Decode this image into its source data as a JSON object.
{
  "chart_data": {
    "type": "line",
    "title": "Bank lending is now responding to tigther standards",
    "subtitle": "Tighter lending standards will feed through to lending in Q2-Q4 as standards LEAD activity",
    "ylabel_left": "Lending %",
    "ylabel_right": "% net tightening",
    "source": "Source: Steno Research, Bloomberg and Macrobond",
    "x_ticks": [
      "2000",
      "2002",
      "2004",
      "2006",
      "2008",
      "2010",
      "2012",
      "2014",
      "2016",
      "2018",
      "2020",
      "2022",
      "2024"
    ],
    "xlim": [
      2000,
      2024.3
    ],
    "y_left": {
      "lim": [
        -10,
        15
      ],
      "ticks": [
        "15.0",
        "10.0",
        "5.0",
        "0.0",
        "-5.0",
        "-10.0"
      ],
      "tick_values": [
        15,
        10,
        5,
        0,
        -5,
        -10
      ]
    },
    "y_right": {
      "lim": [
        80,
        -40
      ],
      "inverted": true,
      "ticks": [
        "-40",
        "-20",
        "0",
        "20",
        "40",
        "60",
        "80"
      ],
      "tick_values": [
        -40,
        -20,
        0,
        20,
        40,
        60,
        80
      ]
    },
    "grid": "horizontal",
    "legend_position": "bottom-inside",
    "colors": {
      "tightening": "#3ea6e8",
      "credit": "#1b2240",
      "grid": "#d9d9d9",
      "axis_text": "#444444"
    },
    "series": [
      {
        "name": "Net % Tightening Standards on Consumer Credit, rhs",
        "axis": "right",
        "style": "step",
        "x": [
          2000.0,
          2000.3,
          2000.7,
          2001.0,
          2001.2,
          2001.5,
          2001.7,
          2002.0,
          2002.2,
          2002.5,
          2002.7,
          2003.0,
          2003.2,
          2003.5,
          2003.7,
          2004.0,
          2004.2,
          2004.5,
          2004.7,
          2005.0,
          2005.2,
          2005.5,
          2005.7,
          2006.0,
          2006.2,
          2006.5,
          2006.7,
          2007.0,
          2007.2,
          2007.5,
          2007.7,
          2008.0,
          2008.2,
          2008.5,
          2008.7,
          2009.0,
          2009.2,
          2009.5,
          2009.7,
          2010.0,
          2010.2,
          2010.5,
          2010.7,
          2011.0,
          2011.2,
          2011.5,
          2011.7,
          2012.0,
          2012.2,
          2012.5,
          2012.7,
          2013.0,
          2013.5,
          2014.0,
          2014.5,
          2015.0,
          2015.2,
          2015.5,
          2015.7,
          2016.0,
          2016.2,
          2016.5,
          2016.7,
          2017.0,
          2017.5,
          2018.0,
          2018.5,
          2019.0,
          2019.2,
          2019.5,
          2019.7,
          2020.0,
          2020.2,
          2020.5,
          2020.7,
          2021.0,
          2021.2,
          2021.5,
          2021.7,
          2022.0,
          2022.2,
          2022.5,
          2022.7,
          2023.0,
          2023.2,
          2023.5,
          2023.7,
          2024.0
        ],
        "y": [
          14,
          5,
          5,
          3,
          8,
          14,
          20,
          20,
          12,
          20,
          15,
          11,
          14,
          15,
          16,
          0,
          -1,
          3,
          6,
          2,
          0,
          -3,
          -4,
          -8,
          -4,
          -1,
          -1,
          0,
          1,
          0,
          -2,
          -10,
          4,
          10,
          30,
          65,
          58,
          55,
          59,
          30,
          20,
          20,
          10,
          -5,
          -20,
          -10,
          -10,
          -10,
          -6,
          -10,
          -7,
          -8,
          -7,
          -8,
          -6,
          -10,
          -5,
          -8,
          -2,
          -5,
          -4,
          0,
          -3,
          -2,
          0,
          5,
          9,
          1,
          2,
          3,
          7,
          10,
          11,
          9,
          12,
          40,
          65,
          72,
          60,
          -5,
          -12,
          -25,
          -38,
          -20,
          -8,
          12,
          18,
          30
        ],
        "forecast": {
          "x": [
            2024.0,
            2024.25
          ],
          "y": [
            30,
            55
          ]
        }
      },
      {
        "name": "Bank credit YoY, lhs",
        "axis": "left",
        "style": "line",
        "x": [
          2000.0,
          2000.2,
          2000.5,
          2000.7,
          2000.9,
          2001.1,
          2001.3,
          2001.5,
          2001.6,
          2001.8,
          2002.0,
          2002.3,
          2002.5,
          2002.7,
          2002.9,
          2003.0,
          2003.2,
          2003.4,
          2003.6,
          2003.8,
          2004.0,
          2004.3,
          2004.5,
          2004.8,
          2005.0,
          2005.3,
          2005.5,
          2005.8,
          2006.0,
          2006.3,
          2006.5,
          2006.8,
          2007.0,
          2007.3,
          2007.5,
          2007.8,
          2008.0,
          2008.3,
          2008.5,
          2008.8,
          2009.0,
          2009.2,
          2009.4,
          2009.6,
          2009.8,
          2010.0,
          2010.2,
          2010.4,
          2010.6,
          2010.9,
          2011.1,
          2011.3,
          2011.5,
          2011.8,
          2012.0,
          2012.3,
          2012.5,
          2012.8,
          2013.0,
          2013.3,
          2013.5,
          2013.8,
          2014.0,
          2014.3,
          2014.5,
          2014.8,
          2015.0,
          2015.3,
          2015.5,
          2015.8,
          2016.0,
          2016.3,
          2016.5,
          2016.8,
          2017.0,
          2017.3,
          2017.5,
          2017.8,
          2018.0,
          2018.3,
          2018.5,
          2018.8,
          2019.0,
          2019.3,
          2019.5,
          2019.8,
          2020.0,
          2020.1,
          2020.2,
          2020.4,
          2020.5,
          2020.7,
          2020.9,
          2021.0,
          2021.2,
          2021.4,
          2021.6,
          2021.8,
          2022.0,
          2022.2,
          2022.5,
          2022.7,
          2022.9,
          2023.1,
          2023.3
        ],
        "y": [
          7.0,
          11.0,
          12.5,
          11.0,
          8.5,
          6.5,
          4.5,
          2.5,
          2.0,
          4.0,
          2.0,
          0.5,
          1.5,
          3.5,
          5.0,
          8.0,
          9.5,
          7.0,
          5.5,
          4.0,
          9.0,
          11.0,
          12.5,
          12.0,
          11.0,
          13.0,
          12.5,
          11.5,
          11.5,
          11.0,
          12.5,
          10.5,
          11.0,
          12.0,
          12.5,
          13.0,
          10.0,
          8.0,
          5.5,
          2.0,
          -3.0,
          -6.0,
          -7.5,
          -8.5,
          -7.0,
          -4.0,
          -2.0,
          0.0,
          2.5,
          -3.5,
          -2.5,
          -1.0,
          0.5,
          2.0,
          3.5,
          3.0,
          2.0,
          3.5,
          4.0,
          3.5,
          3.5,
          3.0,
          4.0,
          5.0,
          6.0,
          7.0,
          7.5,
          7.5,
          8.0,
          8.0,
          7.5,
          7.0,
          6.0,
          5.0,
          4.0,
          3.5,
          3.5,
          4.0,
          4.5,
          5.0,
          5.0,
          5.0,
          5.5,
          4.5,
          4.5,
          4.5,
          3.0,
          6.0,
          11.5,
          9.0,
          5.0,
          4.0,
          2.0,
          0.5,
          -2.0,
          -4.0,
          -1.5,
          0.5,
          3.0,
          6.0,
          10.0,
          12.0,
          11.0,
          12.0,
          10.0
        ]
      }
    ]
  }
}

++++++++++++++++++++

Exercise >>
Pick out and copy the lines of the entries that hold the string "name".

Solved problem >>
        "name": "Net % Tightening Standards on Consumer Credit, rhs",
        "name": "Bank credit YoY, lhs",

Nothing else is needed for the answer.